##### Available records

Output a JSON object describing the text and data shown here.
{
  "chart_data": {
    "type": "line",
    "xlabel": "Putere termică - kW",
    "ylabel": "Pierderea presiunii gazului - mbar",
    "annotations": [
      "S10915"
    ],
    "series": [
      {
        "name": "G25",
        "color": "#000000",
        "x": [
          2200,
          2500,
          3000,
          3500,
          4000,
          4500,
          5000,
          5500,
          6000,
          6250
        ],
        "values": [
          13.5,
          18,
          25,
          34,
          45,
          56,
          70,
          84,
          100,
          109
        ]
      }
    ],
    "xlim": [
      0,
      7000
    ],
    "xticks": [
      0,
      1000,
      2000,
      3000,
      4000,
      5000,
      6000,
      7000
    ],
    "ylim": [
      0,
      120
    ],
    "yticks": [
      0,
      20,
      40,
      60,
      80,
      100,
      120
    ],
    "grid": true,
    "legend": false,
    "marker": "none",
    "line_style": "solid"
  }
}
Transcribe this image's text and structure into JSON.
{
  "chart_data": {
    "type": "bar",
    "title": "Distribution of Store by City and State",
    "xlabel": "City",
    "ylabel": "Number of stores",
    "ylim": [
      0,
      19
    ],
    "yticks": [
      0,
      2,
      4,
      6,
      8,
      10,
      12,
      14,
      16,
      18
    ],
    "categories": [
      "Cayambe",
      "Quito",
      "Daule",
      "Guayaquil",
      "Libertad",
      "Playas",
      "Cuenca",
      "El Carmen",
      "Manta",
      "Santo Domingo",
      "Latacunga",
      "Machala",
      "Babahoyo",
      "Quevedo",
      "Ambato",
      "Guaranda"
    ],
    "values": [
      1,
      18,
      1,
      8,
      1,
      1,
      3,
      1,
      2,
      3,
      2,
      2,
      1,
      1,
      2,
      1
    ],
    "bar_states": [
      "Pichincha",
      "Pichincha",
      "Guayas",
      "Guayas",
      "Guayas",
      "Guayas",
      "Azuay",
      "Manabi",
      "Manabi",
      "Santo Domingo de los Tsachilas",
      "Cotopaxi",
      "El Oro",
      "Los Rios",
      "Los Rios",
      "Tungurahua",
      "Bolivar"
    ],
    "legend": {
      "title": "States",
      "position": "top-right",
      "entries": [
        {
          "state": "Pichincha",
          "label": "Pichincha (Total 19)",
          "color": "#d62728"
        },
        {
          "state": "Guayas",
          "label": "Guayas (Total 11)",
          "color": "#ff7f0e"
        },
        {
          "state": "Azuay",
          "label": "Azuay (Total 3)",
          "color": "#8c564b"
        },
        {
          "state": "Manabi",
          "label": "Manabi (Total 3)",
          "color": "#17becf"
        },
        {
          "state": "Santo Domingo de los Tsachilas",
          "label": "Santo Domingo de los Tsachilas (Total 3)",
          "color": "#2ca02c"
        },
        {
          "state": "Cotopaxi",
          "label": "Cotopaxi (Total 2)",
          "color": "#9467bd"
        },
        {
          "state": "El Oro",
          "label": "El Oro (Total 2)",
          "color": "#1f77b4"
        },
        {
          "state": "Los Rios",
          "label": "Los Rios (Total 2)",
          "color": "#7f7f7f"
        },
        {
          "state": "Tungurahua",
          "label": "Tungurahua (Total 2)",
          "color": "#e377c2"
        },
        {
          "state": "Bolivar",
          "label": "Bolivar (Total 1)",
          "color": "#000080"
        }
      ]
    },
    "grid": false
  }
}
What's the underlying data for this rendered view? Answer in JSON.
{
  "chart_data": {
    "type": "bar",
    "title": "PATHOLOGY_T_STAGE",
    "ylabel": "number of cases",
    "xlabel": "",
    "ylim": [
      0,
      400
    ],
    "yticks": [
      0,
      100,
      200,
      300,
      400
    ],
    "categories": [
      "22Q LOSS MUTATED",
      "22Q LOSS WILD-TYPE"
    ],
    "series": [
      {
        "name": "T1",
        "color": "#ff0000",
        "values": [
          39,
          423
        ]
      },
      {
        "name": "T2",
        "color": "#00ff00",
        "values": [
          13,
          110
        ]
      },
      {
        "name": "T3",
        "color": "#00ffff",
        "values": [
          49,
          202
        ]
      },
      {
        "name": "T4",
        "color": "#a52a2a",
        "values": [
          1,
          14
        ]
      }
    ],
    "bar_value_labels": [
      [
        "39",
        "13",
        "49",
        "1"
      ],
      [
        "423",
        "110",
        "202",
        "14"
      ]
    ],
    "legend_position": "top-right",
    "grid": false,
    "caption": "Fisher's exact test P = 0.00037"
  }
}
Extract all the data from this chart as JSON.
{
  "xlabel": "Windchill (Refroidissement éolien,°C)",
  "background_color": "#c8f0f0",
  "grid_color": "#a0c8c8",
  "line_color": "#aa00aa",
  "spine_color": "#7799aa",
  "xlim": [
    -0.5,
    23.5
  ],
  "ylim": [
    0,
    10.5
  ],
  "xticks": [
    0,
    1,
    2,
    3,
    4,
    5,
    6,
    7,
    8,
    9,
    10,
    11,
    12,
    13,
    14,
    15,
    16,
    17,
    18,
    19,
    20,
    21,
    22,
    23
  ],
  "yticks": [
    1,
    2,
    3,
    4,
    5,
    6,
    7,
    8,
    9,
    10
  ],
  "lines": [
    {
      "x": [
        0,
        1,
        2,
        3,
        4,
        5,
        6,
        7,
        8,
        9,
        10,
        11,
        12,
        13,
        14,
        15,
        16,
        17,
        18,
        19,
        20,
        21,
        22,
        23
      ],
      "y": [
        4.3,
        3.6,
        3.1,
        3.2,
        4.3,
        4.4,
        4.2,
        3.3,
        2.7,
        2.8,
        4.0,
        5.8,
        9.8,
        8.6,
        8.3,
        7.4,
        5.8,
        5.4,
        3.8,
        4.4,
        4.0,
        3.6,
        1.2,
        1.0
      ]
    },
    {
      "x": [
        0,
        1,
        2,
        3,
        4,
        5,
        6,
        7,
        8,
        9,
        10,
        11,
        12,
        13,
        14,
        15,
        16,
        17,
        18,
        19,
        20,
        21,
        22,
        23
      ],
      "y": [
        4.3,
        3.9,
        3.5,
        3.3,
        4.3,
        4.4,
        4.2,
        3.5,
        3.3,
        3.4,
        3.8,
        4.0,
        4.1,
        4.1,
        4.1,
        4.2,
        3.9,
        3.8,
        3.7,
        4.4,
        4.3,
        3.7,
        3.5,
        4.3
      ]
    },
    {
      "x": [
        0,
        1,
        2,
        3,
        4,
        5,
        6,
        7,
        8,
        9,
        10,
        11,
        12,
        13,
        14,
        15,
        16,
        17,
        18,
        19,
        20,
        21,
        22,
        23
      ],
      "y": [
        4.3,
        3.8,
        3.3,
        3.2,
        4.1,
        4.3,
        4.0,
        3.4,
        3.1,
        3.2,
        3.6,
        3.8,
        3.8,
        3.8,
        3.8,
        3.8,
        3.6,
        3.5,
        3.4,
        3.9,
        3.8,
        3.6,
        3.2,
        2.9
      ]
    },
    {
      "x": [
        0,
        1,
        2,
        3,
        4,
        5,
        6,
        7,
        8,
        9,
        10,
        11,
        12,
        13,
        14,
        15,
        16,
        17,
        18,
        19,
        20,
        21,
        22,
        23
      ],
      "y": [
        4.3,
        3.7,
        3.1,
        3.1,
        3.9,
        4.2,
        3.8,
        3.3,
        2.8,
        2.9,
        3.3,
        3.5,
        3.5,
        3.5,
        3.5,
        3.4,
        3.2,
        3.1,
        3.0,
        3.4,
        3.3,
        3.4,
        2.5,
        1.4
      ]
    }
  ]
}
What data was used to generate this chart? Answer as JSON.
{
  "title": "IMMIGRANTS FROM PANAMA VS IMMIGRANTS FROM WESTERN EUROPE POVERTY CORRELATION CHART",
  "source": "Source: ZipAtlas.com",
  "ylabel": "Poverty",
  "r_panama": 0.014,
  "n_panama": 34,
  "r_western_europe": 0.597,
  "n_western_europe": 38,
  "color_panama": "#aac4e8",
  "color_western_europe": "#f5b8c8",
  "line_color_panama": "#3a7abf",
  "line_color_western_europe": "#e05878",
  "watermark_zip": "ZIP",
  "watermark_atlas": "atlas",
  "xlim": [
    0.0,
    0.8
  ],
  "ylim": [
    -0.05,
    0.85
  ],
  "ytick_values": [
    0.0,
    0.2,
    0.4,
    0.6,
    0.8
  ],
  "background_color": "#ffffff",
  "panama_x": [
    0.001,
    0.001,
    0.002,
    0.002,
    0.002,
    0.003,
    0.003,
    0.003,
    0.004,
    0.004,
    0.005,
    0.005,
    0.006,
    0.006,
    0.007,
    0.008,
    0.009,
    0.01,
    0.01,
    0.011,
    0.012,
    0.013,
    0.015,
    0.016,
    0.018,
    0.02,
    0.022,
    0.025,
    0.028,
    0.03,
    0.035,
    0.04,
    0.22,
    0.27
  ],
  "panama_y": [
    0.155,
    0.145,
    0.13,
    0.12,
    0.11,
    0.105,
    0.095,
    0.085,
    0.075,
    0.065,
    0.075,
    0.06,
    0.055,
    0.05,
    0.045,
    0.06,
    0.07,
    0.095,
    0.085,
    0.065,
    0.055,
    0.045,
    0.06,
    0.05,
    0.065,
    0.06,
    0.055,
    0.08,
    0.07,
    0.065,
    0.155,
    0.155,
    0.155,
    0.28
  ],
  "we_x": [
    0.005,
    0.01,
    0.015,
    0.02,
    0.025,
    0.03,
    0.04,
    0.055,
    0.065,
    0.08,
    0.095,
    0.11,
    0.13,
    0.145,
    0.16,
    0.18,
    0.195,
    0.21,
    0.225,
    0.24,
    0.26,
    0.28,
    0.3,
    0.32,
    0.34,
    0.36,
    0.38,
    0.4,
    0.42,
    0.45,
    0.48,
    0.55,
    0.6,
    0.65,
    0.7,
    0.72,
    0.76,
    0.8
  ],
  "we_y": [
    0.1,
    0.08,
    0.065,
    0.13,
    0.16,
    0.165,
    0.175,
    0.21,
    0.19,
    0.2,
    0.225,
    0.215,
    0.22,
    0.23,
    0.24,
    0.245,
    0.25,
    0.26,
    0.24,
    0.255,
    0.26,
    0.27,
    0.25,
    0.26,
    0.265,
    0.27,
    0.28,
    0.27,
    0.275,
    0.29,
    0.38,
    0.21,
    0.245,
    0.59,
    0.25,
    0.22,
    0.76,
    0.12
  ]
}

##########

◆ What is expected
Select every line in the records above that contains the word "Santo".

◆ Result of this task
      "Santo Domingo",
      "Santo Domingo de los Tsachilas",
          "state": "Santo Domingo de los Tsachilas",
          "label": "Santo Domingo de los Tsachilas (Total 3)",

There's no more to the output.